## DIRECTIONS FOR THIS TASK
List the lines of this listing that hold the word "name".

## DATA
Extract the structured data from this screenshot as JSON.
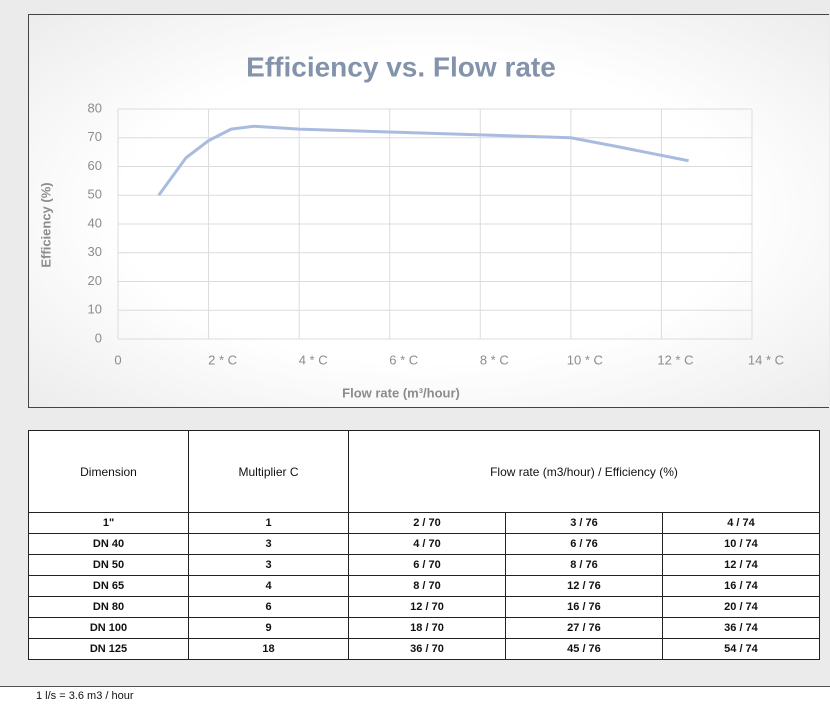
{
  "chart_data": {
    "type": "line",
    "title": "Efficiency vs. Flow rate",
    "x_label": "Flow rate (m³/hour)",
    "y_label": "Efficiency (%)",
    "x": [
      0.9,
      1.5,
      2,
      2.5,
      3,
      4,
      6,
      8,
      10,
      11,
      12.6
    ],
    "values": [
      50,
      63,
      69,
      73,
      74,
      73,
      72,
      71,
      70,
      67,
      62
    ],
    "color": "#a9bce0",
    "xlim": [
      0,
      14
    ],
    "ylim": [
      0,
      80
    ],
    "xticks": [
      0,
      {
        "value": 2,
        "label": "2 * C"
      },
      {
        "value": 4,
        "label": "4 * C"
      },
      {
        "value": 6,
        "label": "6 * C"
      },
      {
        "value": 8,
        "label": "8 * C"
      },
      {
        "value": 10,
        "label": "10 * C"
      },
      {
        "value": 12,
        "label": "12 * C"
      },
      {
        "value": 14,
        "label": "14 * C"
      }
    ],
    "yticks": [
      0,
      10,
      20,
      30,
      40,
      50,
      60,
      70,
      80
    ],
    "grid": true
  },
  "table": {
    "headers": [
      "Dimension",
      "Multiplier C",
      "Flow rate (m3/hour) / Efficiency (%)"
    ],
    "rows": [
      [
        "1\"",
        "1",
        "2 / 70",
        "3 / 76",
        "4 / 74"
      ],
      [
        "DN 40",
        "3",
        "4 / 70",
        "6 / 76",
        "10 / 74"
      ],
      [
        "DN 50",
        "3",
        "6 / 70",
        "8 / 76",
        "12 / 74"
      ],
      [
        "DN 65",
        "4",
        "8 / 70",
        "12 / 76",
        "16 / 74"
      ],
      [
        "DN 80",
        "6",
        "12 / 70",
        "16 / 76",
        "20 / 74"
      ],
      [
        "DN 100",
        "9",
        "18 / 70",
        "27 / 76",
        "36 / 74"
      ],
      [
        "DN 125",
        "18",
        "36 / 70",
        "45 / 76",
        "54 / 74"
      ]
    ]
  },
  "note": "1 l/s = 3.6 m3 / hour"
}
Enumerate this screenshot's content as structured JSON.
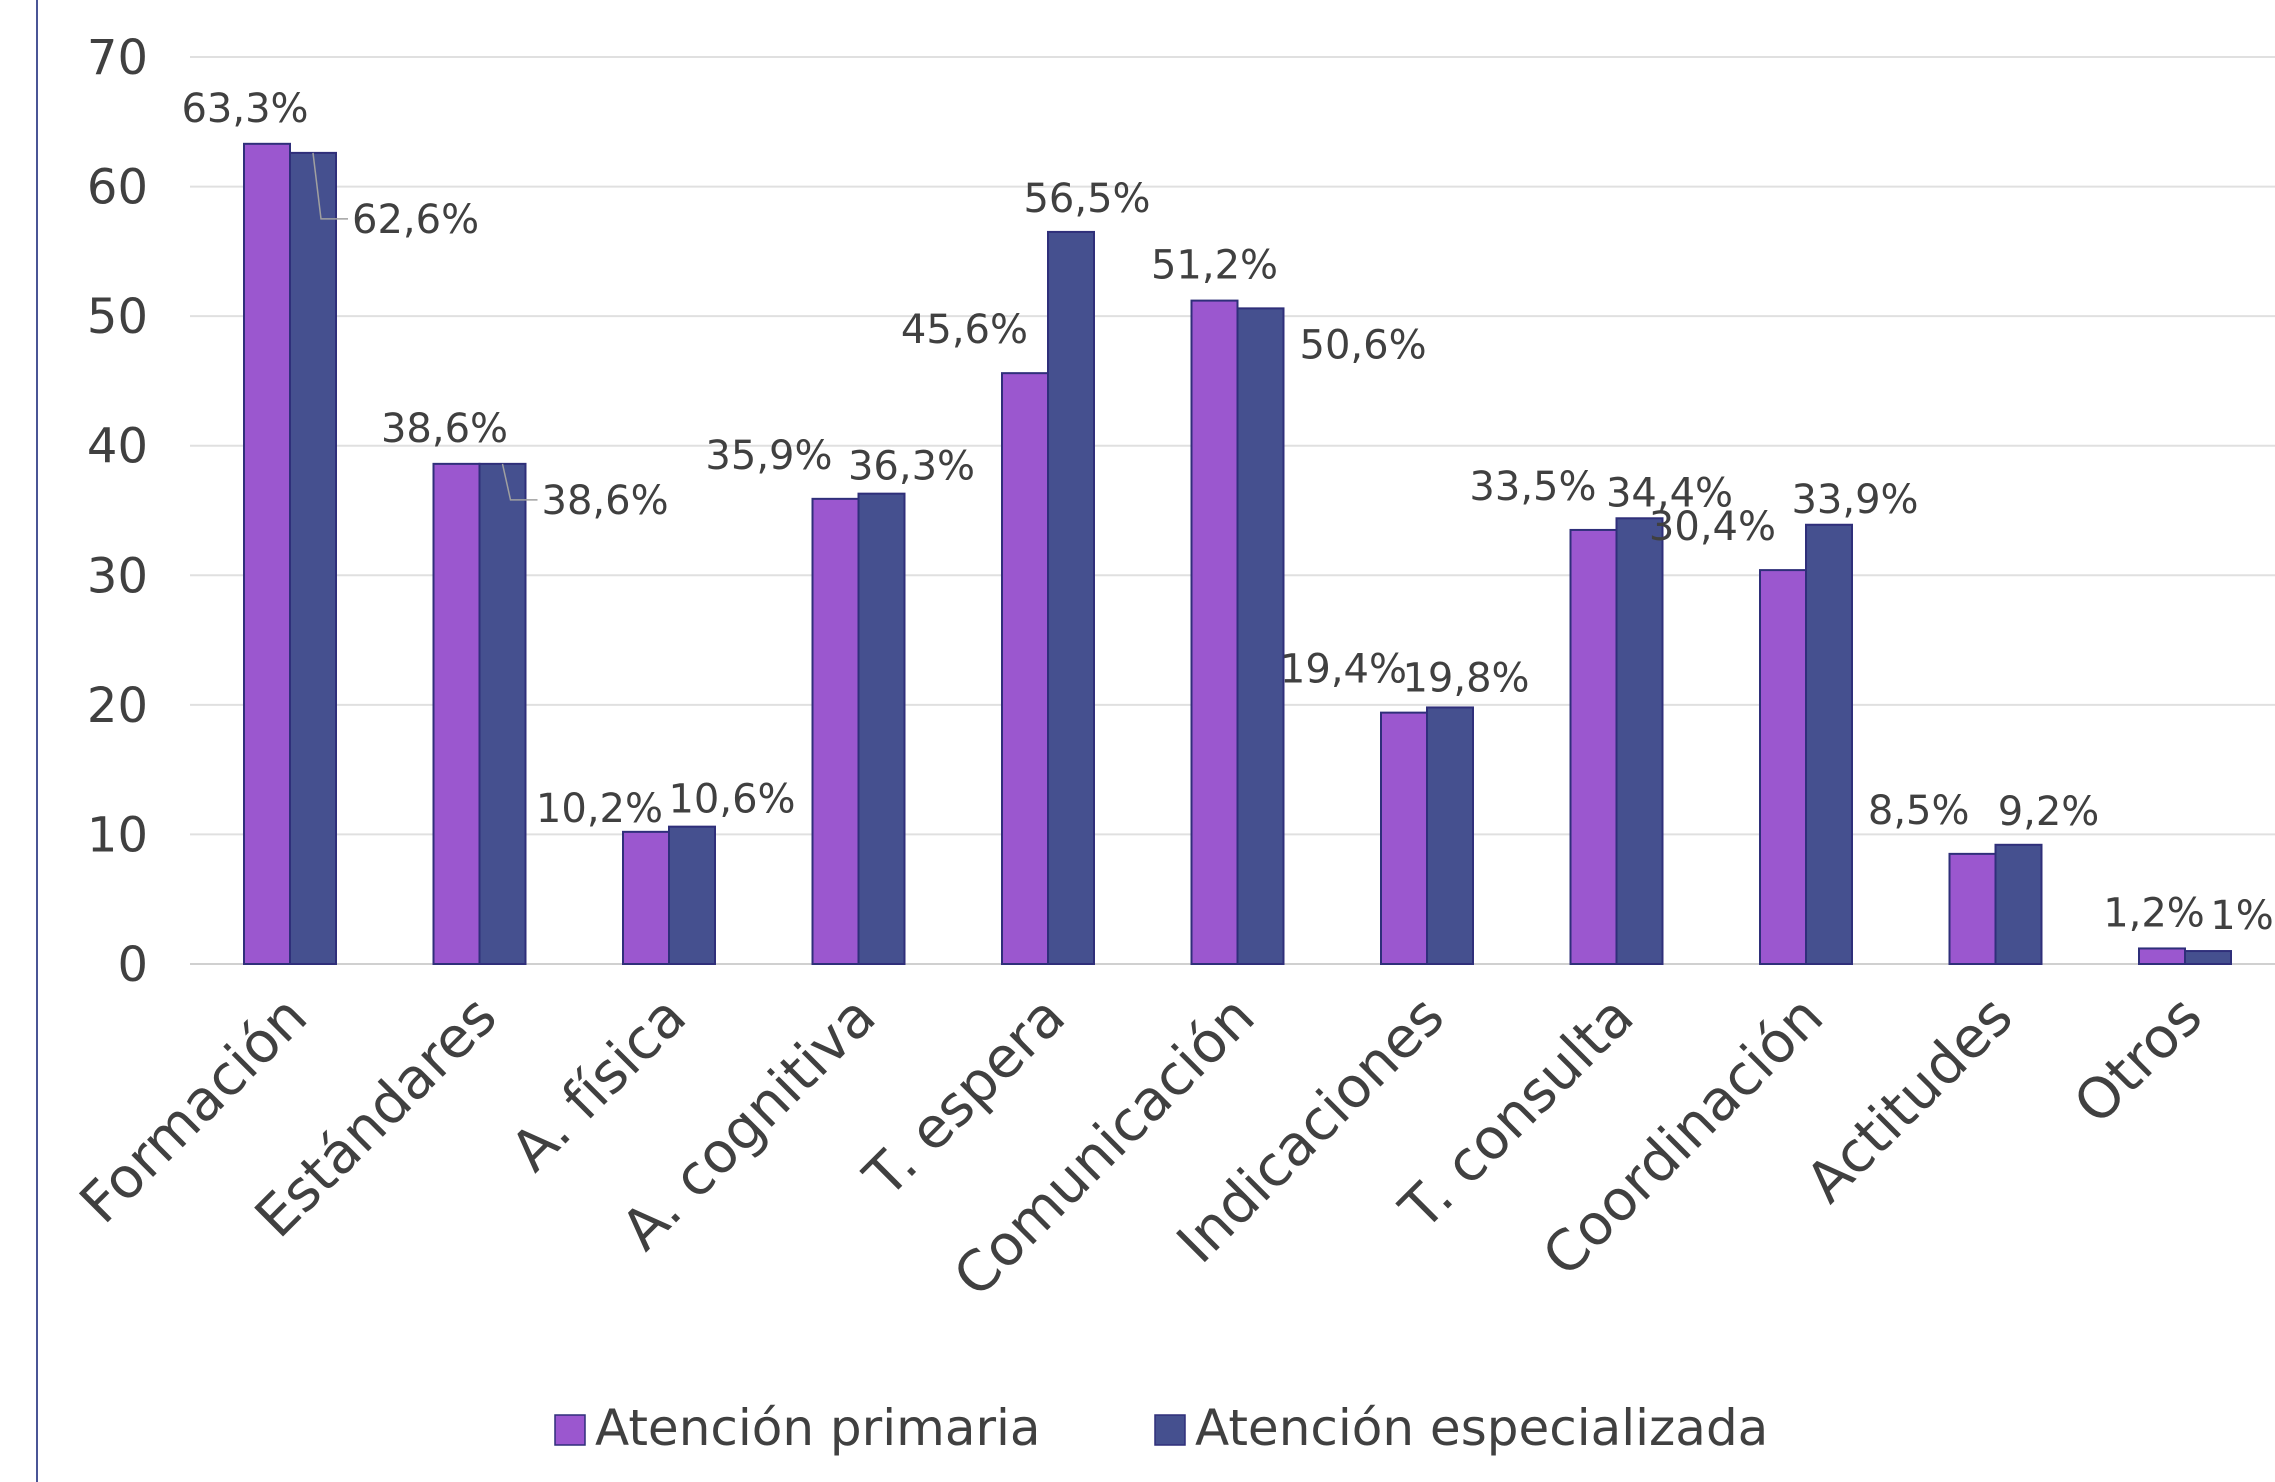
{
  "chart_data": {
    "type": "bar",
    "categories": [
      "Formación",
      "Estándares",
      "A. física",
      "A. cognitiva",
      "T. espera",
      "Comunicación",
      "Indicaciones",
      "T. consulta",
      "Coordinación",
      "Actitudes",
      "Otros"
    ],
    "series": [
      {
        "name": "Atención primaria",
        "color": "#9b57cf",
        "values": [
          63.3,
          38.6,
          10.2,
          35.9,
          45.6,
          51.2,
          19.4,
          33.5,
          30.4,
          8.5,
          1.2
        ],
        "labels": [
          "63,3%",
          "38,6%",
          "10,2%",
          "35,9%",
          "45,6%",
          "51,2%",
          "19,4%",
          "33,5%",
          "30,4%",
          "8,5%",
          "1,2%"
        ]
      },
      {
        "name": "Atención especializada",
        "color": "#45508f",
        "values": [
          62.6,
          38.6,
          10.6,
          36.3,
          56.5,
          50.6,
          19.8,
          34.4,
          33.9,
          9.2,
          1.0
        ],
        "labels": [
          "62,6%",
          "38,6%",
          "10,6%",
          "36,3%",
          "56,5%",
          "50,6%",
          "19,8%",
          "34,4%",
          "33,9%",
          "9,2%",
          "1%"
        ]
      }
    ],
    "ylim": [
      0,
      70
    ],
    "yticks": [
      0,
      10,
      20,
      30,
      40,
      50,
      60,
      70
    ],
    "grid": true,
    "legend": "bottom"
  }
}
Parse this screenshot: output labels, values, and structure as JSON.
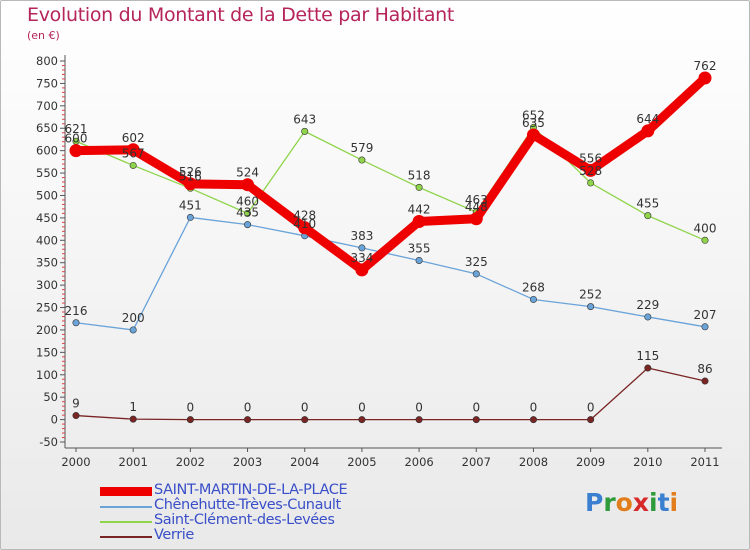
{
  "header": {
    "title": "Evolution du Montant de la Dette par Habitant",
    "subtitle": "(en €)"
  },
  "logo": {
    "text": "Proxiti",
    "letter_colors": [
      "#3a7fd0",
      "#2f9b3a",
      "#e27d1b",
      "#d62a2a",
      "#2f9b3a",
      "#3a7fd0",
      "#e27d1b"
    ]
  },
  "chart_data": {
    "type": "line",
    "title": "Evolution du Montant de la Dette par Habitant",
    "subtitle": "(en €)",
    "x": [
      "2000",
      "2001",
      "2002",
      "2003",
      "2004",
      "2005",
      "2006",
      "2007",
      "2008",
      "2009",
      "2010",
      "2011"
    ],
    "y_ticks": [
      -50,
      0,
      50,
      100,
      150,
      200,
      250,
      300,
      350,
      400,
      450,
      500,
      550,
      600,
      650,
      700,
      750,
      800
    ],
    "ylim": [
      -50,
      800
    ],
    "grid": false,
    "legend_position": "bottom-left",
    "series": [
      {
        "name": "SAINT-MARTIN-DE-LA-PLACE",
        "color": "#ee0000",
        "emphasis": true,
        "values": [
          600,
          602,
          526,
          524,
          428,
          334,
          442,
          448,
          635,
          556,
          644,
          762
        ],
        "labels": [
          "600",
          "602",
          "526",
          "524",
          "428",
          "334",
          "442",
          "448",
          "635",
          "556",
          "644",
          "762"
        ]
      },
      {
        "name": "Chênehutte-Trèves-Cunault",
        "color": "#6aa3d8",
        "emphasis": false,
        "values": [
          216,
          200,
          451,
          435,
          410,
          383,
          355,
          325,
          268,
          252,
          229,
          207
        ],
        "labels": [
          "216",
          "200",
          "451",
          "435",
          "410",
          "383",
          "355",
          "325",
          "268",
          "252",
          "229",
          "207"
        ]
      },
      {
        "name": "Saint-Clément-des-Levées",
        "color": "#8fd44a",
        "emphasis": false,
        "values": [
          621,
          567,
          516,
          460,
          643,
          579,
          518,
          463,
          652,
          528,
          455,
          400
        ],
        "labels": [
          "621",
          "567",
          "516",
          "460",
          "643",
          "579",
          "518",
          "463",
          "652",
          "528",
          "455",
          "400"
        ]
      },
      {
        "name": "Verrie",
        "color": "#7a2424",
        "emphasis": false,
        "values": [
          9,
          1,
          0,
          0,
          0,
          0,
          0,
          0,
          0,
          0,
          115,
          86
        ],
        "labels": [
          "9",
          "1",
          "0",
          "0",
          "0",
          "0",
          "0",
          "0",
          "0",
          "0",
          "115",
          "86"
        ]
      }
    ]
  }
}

## FINISHED ANSWER
        "name": "Atención primaria",
        "name": "Atención especializada",
        "name": "SAINT-MARTIN-DE-LA-PLACE",
        "name": "Chênehutte-Trèves-Cunault",
        "name": "Saint-Clément-des-Levées",
        "name": "Verrie",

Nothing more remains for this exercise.